### SET PROBLEM
Transcribe all the entries word for word, skipping the pictures.

──────────────────────────────

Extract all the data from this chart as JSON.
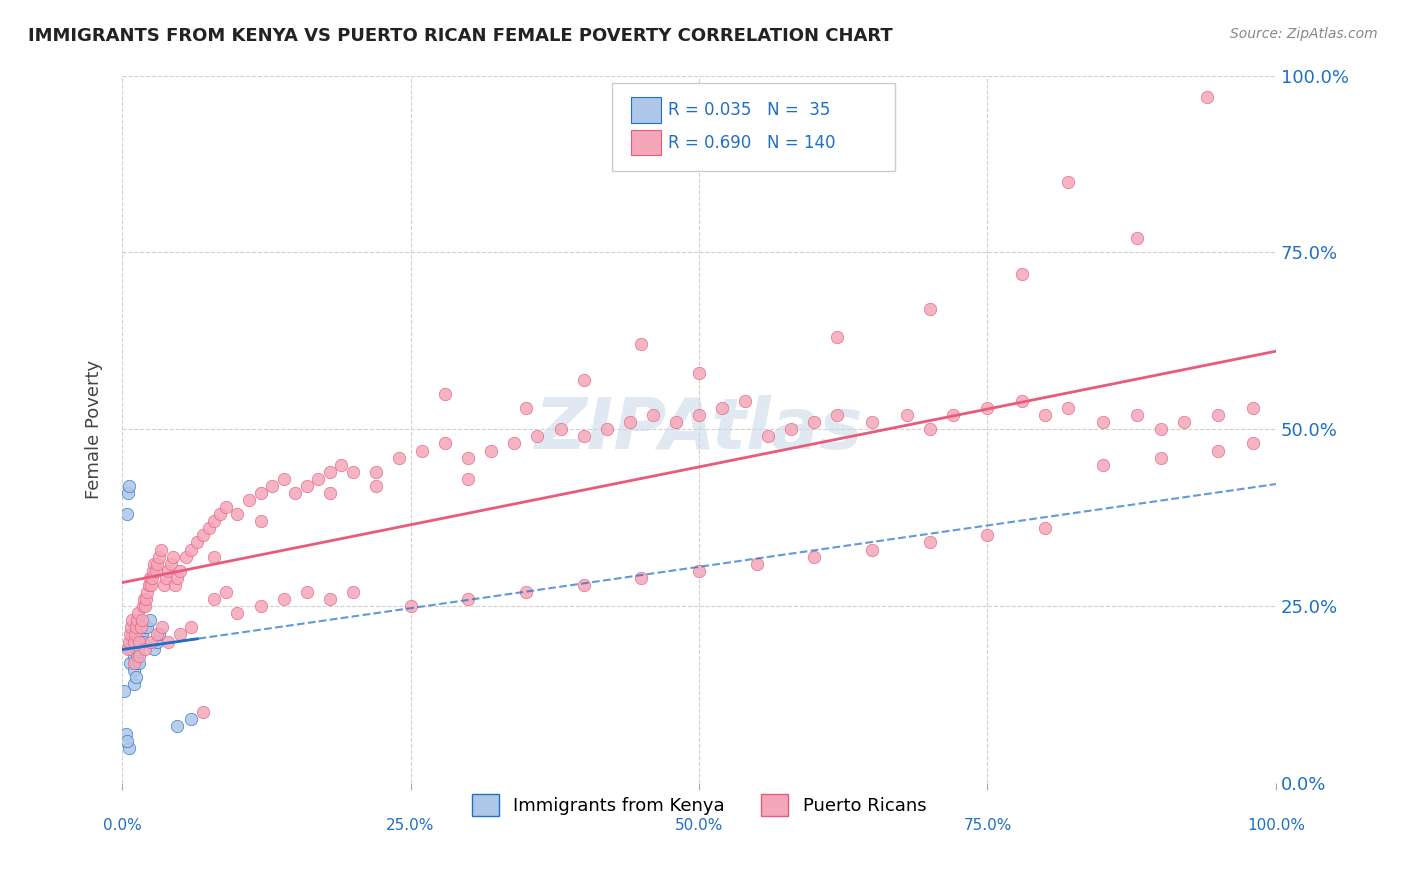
{
  "title": "IMMIGRANTS FROM KENYA VS PUERTO RICAN FEMALE POVERTY CORRELATION CHART",
  "source": "Source: ZipAtlas.com",
  "ylabel": "Female Poverty",
  "ytick_values": [
    0.0,
    0.25,
    0.5,
    0.75,
    1.0
  ],
  "xtick_values": [
    0.0,
    0.25,
    0.5,
    0.75,
    1.0
  ],
  "xlim": [
    0.0,
    1.0
  ],
  "ylim": [
    0.0,
    1.0
  ],
  "legend_label1": "Immigrants from Kenya",
  "legend_label2": "Puerto Ricans",
  "r_kenya": 0.035,
  "n_kenya": 35,
  "r_pr": 0.69,
  "n_pr": 140,
  "scatter_color_kenya": "#aec6e8",
  "scatter_color_pr": "#f4a7b9",
  "line_color_kenya": "#1f6fc6",
  "line_color_pr": "#e85b7a",
  "watermark_color": "#c8d8e8",
  "grid_color": "#d0d0d0",
  "title_color": "#222222",
  "kenya_x": [
    0.004,
    0.005,
    0.006,
    0.006,
    0.007,
    0.008,
    0.009,
    0.009,
    0.01,
    0.01,
    0.01,
    0.011,
    0.011,
    0.012,
    0.012,
    0.013,
    0.013,
    0.014,
    0.015,
    0.015,
    0.016,
    0.016,
    0.017,
    0.018,
    0.02,
    0.022,
    0.024,
    0.028,
    0.03,
    0.032,
    0.048,
    0.06,
    0.002,
    0.003,
    0.004
  ],
  "kenya_y": [
    0.38,
    0.41,
    0.05,
    0.42,
    0.17,
    0.19,
    0.2,
    0.21,
    0.14,
    0.16,
    0.18,
    0.2,
    0.22,
    0.15,
    0.17,
    0.18,
    0.2,
    0.19,
    0.17,
    0.2,
    0.21,
    0.22,
    0.21,
    0.2,
    0.22,
    0.22,
    0.23,
    0.19,
    0.2,
    0.21,
    0.08,
    0.09,
    0.13,
    0.07,
    0.06
  ],
  "pr_x": [
    0.005,
    0.006,
    0.007,
    0.008,
    0.009,
    0.01,
    0.011,
    0.012,
    0.013,
    0.014,
    0.015,
    0.016,
    0.017,
    0.018,
    0.019,
    0.02,
    0.021,
    0.022,
    0.023,
    0.024,
    0.025,
    0.026,
    0.027,
    0.028,
    0.029,
    0.03,
    0.032,
    0.034,
    0.036,
    0.038,
    0.04,
    0.042,
    0.044,
    0.046,
    0.048,
    0.05,
    0.055,
    0.06,
    0.065,
    0.07,
    0.075,
    0.08,
    0.085,
    0.09,
    0.1,
    0.11,
    0.12,
    0.13,
    0.14,
    0.15,
    0.16,
    0.17,
    0.18,
    0.19,
    0.2,
    0.22,
    0.24,
    0.26,
    0.28,
    0.3,
    0.32,
    0.34,
    0.36,
    0.38,
    0.4,
    0.42,
    0.44,
    0.46,
    0.48,
    0.5,
    0.52,
    0.54,
    0.56,
    0.58,
    0.6,
    0.62,
    0.65,
    0.68,
    0.7,
    0.72,
    0.75,
    0.78,
    0.8,
    0.82,
    0.85,
    0.88,
    0.9,
    0.92,
    0.95,
    0.98,
    0.01,
    0.015,
    0.02,
    0.025,
    0.03,
    0.035,
    0.04,
    0.05,
    0.06,
    0.07,
    0.08,
    0.09,
    0.1,
    0.12,
    0.14,
    0.16,
    0.18,
    0.2,
    0.25,
    0.3,
    0.35,
    0.4,
    0.45,
    0.5,
    0.55,
    0.6,
    0.65,
    0.7,
    0.75,
    0.8,
    0.85,
    0.9,
    0.95,
    0.98,
    0.62,
    0.7,
    0.78,
    0.82,
    0.88,
    0.94,
    0.4,
    0.5,
    0.45,
    0.35,
    0.3,
    0.28,
    0.22,
    0.18,
    0.12,
    0.08
  ],
  "pr_y": [
    0.19,
    0.2,
    0.21,
    0.22,
    0.23,
    0.2,
    0.21,
    0.22,
    0.23,
    0.24,
    0.2,
    0.22,
    0.23,
    0.25,
    0.26,
    0.25,
    0.26,
    0.27,
    0.28,
    0.29,
    0.28,
    0.29,
    0.3,
    0.31,
    0.3,
    0.31,
    0.32,
    0.33,
    0.28,
    0.29,
    0.3,
    0.31,
    0.32,
    0.28,
    0.29,
    0.3,
    0.32,
    0.33,
    0.34,
    0.35,
    0.36,
    0.37,
    0.38,
    0.39,
    0.38,
    0.4,
    0.41,
    0.42,
    0.43,
    0.41,
    0.42,
    0.43,
    0.44,
    0.45,
    0.44,
    0.44,
    0.46,
    0.47,
    0.48,
    0.46,
    0.47,
    0.48,
    0.49,
    0.5,
    0.49,
    0.5,
    0.51,
    0.52,
    0.51,
    0.52,
    0.53,
    0.54,
    0.49,
    0.5,
    0.51,
    0.52,
    0.51,
    0.52,
    0.5,
    0.52,
    0.53,
    0.54,
    0.52,
    0.53,
    0.51,
    0.52,
    0.5,
    0.51,
    0.52,
    0.53,
    0.17,
    0.18,
    0.19,
    0.2,
    0.21,
    0.22,
    0.2,
    0.21,
    0.22,
    0.1,
    0.26,
    0.27,
    0.24,
    0.25,
    0.26,
    0.27,
    0.26,
    0.27,
    0.25,
    0.26,
    0.27,
    0.28,
    0.29,
    0.3,
    0.31,
    0.32,
    0.33,
    0.34,
    0.35,
    0.36,
    0.45,
    0.46,
    0.47,
    0.48,
    0.63,
    0.67,
    0.72,
    0.85,
    0.77,
    0.97,
    0.57,
    0.58,
    0.62,
    0.53,
    0.43,
    0.55,
    0.42,
    0.41,
    0.37,
    0.32
  ]
}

──────────────────────────────

### RESPONSE
Extract all the data from this chart as JSON.
{
  "title": "IMMIGRANTS FROM KENYA VS PUERTO RICAN FEMALE POVERTY CORRELATION CHART",
  "source": "Source: ZipAtlas.com",
  "ylabel": "Female Poverty",
  "ytick_values": [
    0.0,
    0.25,
    0.5,
    0.75,
    1.0
  ],
  "xtick_values": [
    0.0,
    0.25,
    0.5,
    0.75,
    1.0
  ],
  "xlim": [
    0.0,
    1.0
  ],
  "ylim": [
    0.0,
    1.0
  ],
  "legend_label1": "Immigrants from Kenya",
  "legend_label2": "Puerto Ricans",
  "r_kenya": 0.035,
  "n_kenya": 35,
  "r_pr": 0.69,
  "n_pr": 140,
  "scatter_color_kenya": "#aec6e8",
  "scatter_color_pr": "#f4a7b9",
  "line_color_kenya": "#1f6fc6",
  "line_color_pr": "#e85b7a",
  "watermark_color": "#c8d8e8",
  "grid_color": "#d0d0d0",
  "title_color": "#222222",
  "kenya_x": [
    0.004,
    0.005,
    0.006,
    0.006,
    0.007,
    0.008,
    0.009,
    0.009,
    0.01,
    0.01,
    0.01,
    0.011,
    0.011,
    0.012,
    0.012,
    0.013,
    0.013,
    0.014,
    0.015,
    0.015,
    0.016,
    0.016,
    0.017,
    0.018,
    0.02,
    0.022,
    0.024,
    0.028,
    0.03,
    0.032,
    0.048,
    0.06,
    0.002,
    0.003,
    0.004
  ],
  "kenya_y": [
    0.38,
    0.41,
    0.05,
    0.42,
    0.17,
    0.19,
    0.2,
    0.21,
    0.14,
    0.16,
    0.18,
    0.2,
    0.22,
    0.15,
    0.17,
    0.18,
    0.2,
    0.19,
    0.17,
    0.2,
    0.21,
    0.22,
    0.21,
    0.2,
    0.22,
    0.22,
    0.23,
    0.19,
    0.2,
    0.21,
    0.08,
    0.09,
    0.13,
    0.07,
    0.06
  ],
  "pr_x": [
    0.005,
    0.006,
    0.007,
    0.008,
    0.009,
    0.01,
    0.011,
    0.012,
    0.013,
    0.014,
    0.015,
    0.016,
    0.017,
    0.018,
    0.019,
    0.02,
    0.021,
    0.022,
    0.023,
    0.024,
    0.025,
    0.026,
    0.027,
    0.028,
    0.029,
    0.03,
    0.032,
    0.034,
    0.036,
    0.038,
    0.04,
    0.042,
    0.044,
    0.046,
    0.048,
    0.05,
    0.055,
    0.06,
    0.065,
    0.07,
    0.075,
    0.08,
    0.085,
    0.09,
    0.1,
    0.11,
    0.12,
    0.13,
    0.14,
    0.15,
    0.16,
    0.17,
    0.18,
    0.19,
    0.2,
    0.22,
    0.24,
    0.26,
    0.28,
    0.3,
    0.32,
    0.34,
    0.36,
    0.38,
    0.4,
    0.42,
    0.44,
    0.46,
    0.48,
    0.5,
    0.52,
    0.54,
    0.56,
    0.58,
    0.6,
    0.62,
    0.65,
    0.68,
    0.7,
    0.72,
    0.75,
    0.78,
    0.8,
    0.82,
    0.85,
    0.88,
    0.9,
    0.92,
    0.95,
    0.98,
    0.01,
    0.015,
    0.02,
    0.025,
    0.03,
    0.035,
    0.04,
    0.05,
    0.06,
    0.07,
    0.08,
    0.09,
    0.1,
    0.12,
    0.14,
    0.16,
    0.18,
    0.2,
    0.25,
    0.3,
    0.35,
    0.4,
    0.45,
    0.5,
    0.55,
    0.6,
    0.65,
    0.7,
    0.75,
    0.8,
    0.85,
    0.9,
    0.95,
    0.98,
    0.62,
    0.7,
    0.78,
    0.82,
    0.88,
    0.94,
    0.4,
    0.5,
    0.45,
    0.35,
    0.3,
    0.28,
    0.22,
    0.18,
    0.12,
    0.08
  ],
  "pr_y": [
    0.19,
    0.2,
    0.21,
    0.22,
    0.23,
    0.2,
    0.21,
    0.22,
    0.23,
    0.24,
    0.2,
    0.22,
    0.23,
    0.25,
    0.26,
    0.25,
    0.26,
    0.27,
    0.28,
    0.29,
    0.28,
    0.29,
    0.3,
    0.31,
    0.3,
    0.31,
    0.32,
    0.33,
    0.28,
    0.29,
    0.3,
    0.31,
    0.32,
    0.28,
    0.29,
    0.3,
    0.32,
    0.33,
    0.34,
    0.35,
    0.36,
    0.37,
    0.38,
    0.39,
    0.38,
    0.4,
    0.41,
    0.42,
    0.43,
    0.41,
    0.42,
    0.43,
    0.44,
    0.45,
    0.44,
    0.44,
    0.46,
    0.47,
    0.48,
    0.46,
    0.47,
    0.48,
    0.49,
    0.5,
    0.49,
    0.5,
    0.51,
    0.52,
    0.51,
    0.52,
    0.53,
    0.54,
    0.49,
    0.5,
    0.51,
    0.52,
    0.51,
    0.52,
    0.5,
    0.52,
    0.53,
    0.54,
    0.52,
    0.53,
    0.51,
    0.52,
    0.5,
    0.51,
    0.52,
    0.53,
    0.17,
    0.18,
    0.19,
    0.2,
    0.21,
    0.22,
    0.2,
    0.21,
    0.22,
    0.1,
    0.26,
    0.27,
    0.24,
    0.25,
    0.26,
    0.27,
    0.26,
    0.27,
    0.25,
    0.26,
    0.27,
    0.28,
    0.29,
    0.3,
    0.31,
    0.32,
    0.33,
    0.34,
    0.35,
    0.36,
    0.45,
    0.46,
    0.47,
    0.48,
    0.63,
    0.67,
    0.72,
    0.85,
    0.77,
    0.97,
    0.57,
    0.58,
    0.62,
    0.53,
    0.43,
    0.55,
    0.42,
    0.41,
    0.37,
    0.32
  ]
}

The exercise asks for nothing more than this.